[Goal of the exercise]
Note how many lines hold "الإلكتروني" and report that number by itself.

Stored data
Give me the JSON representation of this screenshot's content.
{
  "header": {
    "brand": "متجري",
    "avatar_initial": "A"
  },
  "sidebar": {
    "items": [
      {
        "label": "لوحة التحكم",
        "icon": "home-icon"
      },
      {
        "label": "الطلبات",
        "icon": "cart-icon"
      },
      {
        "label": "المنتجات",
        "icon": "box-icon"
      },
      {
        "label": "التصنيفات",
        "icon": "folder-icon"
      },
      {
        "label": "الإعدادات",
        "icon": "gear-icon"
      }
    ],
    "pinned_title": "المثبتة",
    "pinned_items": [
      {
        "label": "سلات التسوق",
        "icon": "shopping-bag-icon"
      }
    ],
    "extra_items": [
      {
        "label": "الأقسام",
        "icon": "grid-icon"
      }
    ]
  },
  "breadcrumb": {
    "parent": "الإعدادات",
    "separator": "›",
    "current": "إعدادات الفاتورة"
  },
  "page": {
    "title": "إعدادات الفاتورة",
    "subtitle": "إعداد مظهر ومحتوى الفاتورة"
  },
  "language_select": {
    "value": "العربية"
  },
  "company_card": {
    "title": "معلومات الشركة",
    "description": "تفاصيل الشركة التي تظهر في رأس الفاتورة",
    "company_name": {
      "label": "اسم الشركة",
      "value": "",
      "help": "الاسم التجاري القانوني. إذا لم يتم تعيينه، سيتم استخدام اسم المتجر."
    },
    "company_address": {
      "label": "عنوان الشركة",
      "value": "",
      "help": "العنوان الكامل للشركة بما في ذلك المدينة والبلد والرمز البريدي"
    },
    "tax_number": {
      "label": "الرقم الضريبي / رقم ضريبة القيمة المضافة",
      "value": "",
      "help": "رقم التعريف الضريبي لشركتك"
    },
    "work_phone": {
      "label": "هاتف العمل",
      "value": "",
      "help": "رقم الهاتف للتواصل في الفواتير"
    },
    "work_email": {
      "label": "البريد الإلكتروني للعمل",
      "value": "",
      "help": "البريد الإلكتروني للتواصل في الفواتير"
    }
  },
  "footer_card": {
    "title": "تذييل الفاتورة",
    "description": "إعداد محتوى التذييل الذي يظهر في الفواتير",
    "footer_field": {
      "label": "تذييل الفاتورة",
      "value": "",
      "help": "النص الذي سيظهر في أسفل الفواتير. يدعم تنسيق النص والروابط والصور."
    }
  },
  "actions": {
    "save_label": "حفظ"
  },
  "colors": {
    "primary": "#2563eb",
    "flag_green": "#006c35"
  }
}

[Exercise answer]
2